▶ **YOUR INSTRUCTIONS**: Work out the number of lines in the records that include the word "culms"; reply with that number alone.

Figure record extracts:
:::::

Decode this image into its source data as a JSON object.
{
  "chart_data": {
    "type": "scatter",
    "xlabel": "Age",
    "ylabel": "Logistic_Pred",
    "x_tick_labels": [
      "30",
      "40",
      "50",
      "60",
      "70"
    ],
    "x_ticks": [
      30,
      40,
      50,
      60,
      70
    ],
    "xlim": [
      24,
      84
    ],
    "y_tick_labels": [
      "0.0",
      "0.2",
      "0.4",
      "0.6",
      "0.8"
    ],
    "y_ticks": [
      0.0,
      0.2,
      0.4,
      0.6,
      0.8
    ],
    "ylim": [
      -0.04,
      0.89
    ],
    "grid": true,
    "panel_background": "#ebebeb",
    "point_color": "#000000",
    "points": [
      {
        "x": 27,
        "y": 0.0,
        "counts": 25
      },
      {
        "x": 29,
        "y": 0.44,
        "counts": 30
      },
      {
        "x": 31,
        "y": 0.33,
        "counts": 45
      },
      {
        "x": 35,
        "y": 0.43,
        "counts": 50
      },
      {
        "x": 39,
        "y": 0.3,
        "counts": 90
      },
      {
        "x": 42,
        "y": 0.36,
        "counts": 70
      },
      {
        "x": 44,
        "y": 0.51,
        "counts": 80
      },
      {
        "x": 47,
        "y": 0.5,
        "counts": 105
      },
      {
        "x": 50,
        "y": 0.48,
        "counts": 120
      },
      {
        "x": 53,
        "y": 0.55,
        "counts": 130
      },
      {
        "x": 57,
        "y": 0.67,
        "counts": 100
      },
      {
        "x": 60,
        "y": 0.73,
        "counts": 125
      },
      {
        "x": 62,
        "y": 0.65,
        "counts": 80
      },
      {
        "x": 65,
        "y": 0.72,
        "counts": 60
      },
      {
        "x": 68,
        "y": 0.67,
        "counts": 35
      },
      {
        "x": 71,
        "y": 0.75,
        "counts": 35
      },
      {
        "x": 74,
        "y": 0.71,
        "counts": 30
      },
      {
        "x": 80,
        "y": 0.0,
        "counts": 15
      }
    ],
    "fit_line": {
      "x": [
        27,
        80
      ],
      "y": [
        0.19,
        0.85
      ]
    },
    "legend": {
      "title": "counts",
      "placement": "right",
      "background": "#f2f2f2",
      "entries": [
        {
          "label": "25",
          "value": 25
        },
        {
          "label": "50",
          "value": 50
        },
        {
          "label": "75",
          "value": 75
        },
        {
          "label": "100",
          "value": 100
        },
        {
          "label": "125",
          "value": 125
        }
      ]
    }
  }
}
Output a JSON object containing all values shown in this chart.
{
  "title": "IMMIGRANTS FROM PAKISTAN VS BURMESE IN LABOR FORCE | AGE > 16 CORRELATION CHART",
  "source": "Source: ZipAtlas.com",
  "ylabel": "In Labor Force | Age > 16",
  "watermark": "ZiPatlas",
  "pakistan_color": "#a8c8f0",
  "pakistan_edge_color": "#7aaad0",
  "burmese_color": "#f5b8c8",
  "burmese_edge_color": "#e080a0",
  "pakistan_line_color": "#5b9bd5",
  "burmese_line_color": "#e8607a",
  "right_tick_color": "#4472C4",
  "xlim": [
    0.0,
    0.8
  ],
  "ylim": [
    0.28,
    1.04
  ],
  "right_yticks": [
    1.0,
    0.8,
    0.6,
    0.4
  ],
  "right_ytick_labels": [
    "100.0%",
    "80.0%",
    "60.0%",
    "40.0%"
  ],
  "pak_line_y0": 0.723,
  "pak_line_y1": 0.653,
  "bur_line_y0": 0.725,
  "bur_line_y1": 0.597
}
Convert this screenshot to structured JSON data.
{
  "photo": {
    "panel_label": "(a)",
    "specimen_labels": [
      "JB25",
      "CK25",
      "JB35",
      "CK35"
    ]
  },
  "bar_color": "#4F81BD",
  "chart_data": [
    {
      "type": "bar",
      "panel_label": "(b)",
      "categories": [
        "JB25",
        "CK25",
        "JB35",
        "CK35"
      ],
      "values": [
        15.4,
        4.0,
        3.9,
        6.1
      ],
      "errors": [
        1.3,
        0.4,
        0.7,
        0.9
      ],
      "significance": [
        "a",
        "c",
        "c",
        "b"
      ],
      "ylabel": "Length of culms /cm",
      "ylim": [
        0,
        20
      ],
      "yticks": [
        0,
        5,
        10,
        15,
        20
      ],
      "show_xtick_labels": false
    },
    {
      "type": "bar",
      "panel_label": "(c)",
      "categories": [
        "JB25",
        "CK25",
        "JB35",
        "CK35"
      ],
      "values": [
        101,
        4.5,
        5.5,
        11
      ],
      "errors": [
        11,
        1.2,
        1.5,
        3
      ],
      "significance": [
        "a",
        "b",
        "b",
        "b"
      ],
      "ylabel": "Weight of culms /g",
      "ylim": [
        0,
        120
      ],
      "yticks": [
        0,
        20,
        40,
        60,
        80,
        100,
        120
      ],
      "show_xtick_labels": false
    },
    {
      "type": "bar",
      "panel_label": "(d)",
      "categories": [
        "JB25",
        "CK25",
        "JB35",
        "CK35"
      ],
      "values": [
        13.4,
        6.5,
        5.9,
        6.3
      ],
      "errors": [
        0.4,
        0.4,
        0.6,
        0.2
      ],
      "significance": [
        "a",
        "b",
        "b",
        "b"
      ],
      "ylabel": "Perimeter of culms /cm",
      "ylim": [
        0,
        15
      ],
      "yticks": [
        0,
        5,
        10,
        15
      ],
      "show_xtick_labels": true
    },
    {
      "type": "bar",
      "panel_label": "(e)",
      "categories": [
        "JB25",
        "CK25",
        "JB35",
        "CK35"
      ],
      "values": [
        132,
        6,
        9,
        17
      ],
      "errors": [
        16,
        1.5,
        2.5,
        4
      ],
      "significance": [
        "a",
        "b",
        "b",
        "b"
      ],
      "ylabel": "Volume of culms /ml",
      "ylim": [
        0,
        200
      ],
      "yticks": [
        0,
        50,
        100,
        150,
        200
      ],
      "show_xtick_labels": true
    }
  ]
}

:::::

▶ **TASK ANSWER**: 4